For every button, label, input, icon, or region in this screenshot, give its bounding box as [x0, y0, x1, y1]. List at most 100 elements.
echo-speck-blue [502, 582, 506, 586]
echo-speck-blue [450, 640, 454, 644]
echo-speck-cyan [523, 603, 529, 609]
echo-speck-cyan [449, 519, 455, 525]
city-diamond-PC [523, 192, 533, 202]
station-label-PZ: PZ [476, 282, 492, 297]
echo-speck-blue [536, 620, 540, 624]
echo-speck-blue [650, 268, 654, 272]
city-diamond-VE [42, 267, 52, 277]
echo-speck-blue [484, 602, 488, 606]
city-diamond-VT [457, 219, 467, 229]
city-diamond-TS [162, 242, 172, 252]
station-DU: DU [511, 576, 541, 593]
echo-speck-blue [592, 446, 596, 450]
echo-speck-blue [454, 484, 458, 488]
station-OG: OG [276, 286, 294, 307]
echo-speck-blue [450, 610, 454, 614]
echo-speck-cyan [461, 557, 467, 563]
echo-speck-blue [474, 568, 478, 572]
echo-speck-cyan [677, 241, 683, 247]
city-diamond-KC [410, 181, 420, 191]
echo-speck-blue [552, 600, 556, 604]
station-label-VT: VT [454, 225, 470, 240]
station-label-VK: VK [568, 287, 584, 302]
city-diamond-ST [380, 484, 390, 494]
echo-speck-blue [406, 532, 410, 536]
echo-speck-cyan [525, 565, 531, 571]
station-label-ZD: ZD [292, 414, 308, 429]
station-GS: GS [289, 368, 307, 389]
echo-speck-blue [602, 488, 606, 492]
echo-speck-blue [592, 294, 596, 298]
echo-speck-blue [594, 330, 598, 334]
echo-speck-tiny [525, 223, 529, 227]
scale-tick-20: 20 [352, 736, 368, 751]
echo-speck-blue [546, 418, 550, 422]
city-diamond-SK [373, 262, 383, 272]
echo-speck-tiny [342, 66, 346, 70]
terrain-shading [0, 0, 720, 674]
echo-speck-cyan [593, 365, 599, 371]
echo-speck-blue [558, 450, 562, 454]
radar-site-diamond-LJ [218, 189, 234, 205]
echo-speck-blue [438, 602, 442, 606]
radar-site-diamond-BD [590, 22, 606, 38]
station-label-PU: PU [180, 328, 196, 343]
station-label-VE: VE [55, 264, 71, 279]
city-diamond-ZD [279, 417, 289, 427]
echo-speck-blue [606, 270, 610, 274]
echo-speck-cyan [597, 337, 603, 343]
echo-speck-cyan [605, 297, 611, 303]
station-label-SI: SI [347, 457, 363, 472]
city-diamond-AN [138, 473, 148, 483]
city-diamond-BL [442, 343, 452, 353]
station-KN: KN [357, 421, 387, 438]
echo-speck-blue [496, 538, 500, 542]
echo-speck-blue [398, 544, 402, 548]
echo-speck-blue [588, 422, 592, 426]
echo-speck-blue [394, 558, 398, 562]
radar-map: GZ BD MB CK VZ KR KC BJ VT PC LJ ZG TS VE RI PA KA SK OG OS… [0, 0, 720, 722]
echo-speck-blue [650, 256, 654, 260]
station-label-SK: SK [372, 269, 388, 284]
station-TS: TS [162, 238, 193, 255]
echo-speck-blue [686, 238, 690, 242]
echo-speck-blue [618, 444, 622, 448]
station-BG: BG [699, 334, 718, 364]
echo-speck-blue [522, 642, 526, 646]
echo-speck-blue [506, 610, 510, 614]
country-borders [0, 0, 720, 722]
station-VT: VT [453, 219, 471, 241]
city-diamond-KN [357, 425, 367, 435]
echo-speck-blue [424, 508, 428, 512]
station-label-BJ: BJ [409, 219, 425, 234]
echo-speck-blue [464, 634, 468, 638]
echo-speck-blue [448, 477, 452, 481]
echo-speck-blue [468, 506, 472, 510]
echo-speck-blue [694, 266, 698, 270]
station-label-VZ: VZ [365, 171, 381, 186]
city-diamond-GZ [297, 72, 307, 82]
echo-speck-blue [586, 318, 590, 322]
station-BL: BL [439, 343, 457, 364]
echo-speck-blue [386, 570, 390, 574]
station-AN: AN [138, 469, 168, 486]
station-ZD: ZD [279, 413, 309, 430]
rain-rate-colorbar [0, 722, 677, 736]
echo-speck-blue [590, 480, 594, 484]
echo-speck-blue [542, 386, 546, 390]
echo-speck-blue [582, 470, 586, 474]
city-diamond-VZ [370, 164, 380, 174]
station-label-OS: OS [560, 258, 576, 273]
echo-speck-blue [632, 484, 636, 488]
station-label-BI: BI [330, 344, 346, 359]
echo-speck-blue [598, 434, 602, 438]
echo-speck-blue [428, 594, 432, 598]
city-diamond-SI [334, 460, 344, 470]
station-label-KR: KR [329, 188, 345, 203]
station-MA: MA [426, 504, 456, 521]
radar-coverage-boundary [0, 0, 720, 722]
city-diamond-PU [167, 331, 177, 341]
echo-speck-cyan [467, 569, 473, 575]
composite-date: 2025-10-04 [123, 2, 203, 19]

The exercise: Gather every row above that contains the string "cyan", treating uppercase and lowercase as different.

Problem solution:
echo-speck-cyan [523, 603, 529, 609]
echo-speck-cyan [449, 519, 455, 525]
echo-speck-cyan [461, 557, 467, 563]
echo-speck-cyan [677, 241, 683, 247]
echo-speck-cyan [525, 565, 531, 571]
echo-speck-cyan [593, 365, 599, 371]
echo-speck-cyan [597, 337, 603, 343]
echo-speck-cyan [605, 297, 611, 303]
echo-speck-cyan [467, 569, 473, 575]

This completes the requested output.